Take down each entry exactly as written.

▶ **DATASET EXTRACT**
>>

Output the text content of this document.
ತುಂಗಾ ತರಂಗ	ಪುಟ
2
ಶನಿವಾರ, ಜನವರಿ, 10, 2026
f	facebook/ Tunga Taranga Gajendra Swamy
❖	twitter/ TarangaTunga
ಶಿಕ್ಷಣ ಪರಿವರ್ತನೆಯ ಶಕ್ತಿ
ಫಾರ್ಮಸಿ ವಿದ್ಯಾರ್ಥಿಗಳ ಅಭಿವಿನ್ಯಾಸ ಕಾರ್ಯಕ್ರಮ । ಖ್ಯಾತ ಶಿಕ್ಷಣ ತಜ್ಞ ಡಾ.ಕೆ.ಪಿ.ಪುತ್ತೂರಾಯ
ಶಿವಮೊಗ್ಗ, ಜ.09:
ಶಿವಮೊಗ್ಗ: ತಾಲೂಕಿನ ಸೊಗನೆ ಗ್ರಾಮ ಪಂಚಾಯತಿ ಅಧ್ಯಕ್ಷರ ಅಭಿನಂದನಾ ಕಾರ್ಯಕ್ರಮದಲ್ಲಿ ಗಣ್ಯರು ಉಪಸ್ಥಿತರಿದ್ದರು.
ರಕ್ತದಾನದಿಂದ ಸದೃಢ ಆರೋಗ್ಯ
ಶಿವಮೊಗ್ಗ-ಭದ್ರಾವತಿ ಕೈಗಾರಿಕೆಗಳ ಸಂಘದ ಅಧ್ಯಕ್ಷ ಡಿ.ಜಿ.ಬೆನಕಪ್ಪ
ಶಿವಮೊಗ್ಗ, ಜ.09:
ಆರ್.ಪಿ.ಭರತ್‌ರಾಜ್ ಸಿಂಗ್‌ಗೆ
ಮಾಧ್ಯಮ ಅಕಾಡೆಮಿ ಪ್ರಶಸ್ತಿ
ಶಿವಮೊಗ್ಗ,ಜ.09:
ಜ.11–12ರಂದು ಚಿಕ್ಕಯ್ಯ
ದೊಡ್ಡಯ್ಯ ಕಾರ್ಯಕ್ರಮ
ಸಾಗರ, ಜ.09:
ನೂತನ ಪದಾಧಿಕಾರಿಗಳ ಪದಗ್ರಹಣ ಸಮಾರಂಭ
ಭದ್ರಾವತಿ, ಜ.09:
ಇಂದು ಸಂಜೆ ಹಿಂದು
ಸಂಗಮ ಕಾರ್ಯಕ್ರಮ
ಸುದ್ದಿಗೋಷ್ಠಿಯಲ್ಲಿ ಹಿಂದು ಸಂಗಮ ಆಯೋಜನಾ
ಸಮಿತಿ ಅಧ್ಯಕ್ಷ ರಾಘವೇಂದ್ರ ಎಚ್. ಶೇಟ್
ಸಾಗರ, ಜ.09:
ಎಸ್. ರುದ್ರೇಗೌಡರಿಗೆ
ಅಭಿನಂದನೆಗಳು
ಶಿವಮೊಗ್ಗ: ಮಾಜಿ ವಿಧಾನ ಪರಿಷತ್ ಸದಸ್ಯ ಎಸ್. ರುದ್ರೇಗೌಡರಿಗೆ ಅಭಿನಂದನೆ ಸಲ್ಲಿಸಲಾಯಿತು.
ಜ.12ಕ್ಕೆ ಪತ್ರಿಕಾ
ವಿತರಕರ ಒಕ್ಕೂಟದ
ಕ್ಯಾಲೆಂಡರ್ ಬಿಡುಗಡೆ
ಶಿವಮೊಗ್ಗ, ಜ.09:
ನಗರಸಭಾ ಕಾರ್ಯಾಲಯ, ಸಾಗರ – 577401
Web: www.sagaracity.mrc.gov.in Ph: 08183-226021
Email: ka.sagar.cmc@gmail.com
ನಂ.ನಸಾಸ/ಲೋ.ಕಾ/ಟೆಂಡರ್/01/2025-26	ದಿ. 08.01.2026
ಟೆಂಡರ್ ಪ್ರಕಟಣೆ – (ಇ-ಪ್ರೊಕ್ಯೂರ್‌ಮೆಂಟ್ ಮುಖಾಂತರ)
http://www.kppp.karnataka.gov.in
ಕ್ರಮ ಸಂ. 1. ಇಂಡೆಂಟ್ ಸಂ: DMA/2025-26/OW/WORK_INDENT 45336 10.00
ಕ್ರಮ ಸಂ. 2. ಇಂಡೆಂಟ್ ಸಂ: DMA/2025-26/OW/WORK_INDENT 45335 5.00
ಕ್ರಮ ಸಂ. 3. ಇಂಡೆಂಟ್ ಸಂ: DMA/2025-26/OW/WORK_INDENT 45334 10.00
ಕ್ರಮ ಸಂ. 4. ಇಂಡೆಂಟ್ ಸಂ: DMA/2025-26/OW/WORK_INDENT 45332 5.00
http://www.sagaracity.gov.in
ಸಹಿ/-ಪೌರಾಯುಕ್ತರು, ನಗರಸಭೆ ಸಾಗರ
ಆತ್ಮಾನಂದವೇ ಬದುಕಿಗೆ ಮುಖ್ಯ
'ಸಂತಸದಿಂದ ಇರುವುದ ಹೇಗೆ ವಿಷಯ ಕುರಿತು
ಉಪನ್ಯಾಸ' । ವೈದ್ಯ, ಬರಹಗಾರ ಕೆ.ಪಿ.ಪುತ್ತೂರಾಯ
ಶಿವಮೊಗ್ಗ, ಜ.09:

<<

▶ **EXPECTED ANSWER**
Output the text content of this document.
ತುಂಗಾ ತರಂಗ	ಪುಟ
2
ಶನಿವಾರ, ಜನವರಿ, 10, 2026
f	facebook/ Tunga Taranga Gajendra Swamy
❖	twitter/ TarangaTunga
ಶಿಕ್ಷಣ ಪರಿವರ್ತನೆಯ ಶಕ್ತಿ
ಫಾರ್ಮಸಿ ವಿದ್ಯಾರ್ಥಿಗಳ ಅಭಿವಿನ್ಯಾಸ ಕಾರ್ಯಕ್ರಮ । ಖ್ಯಾತ ಶಿಕ್ಷಣ ತಜ್ಞ ಡಾ.ಕೆ.ಪಿ.ಪುತ್ತೂರಾಯ
ಶಿವಮೊಗ್ಗ, ಜ.09:
ಶಿವಮೊಗ್ಗ: ತಾಲೂಕಿನ ಸೊಗನೆ ಗ್ರಾಮ ಪಂಚಾಯತಿ ಅಧ್ಯಕ್ಷರ ಅಭಿನಂದನಾ ಕಾರ್ಯಕ್ರಮದಲ್ಲಿ ಗಣ್ಯರು ಉಪಸ್ಥಿತರಿದ್ದರು.
ರಕ್ತದಾನದಿಂದ ಸದೃಢ ಆರೋಗ್ಯ
ಶಿವಮೊಗ್ಗ-ಭದ್ರಾವತಿ ಕೈಗಾರಿಕೆಗಳ ಸಂಘದ ಅಧ್ಯಕ್ಷ ಡಿ.ಜಿ.ಬೆನಕಪ್ಪ
ಶಿವಮೊಗ್ಗ, ಜ.09:
ಆರ್.ಪಿ.ಭರತ್‌ರಾಜ್ ಸಿಂಗ್‌ಗೆ
ಮಾಧ್ಯಮ ಅಕಾಡೆಮಿ ಪ್ರಶಸ್ತಿ
ಶಿವಮೊಗ್ಗ,ಜ.09:
ಜ.11–12ರಂದು ಚಿಕ್ಕಯ್ಯ
ದೊಡ್ಡಯ್ಯ ಕಾರ್ಯಕ್ರಮ
ಸಾಗರ, ಜ.09:
ನೂತನ ಪದಾಧಿಕಾರಿಗಳ ಪದಗ್ರಹಣ ಸಮಾರಂಭ
ಭದ್ರಾವತಿ, ಜ.09:
ಇಂದು ಸಂಜೆ ಹಿಂದು
ಸಂಗಮ ಕಾರ್ಯಕ್ರಮ
ಸುದ್ದಿಗೋಷ್ಠಿಯಲ್ಲಿ ಹಿಂದು ಸಂಗಮ ಆಯೋಜನಾ
ಸಮಿತಿ ಅಧ್ಯಕ್ಷ ರಾಘವೇಂದ್ರ ಎಚ್. ಶೇಟ್
ಸಾಗರ, ಜ.09:
ಎಸ್. ರುದ್ರೇಗೌಡರಿಗೆ
ಅಭಿನಂದನೆಗಳು
ಶಿವಮೊಗ್ಗ: ಮಾಜಿ ವಿಧಾನ ಪರಿಷತ್ ಸದಸ್ಯ ಎಸ್. ರುದ್ರೇಗೌಡರಿಗೆ ಅಭಿನಂದನೆ ಸಲ್ಲಿಸಲಾಯಿತು.
ಜ.12ಕ್ಕೆ ಪತ್ರಿಕಾ
ವಿತರಕರ ಒಕ್ಕೂಟದ
ಕ್ಯಾಲೆಂಡರ್ ಬಿಡುಗಡೆ
ಶಿವಮೊಗ್ಗ, ಜ.09:
ನಗರಸಭಾ ಕಾರ್ಯಾಲಯ, ಸಾಗರ – 577401
Web: www.sagaracity.mrc.gov.in Ph: 08183-226021
Email: ka.sagar.cmc@gmail.com
ನಂ.ನಸಾಸ/ಲೋ.ಕಾ/ಟೆಂಡರ್/01/2025-26	ದಿ. 08.01.2026
ಟೆಂಡರ್ ಪ್ರಕಟಣೆ – (ಇ-ಪ್ರೊಕ್ಯೂರ್‌ಮೆಂಟ್ ಮುಖಾಂತರ)
http://www.kppp.karnataka.gov.in
ಕ್ರಮ ಸಂ. 1. ಇಂಡೆಂಟ್ ಸಂ: DMA/2025-26/OW/WORK_INDENT 45336 10.00
ಕ್ರಮ ಸಂ. 2. ಇಂಡೆಂಟ್ ಸಂ: DMA/2025-26/OW/WORK_INDENT 45335 5.00
ಕ್ರಮ ಸಂ. 3. ಇಂಡೆಂಟ್ ಸಂ: DMA/2025-26/OW/WORK_INDENT 45334 10.00
ಕ್ರಮ ಸಂ. 4. ಇಂಡೆಂಟ್ ಸಂ: DMA/2025-26/OW/WORK_INDENT 45332 5.00
http://www.sagaracity.gov.in
ಸಹಿ/-ಪೌರಾಯುಕ್ತರು, ನಗರಸಭೆ ಸಾಗರ
ಆತ್ಮಾನಂದವೇ ಬದುಕಿಗೆ ಮುಖ್ಯ
'ಸಂತಸದಿಂದ ಇರುವುದ ಹೇಗೆ ವಿಷಯ ಕುರಿತು
ಉಪನ್ಯಾಸ' । ವೈದ್ಯ, ಬರಹಗಾರ ಕೆ.ಪಿ.ಪುತ್ತೂರಾಯ
ಶಿವಮೊಗ್ಗ, ಜ.09:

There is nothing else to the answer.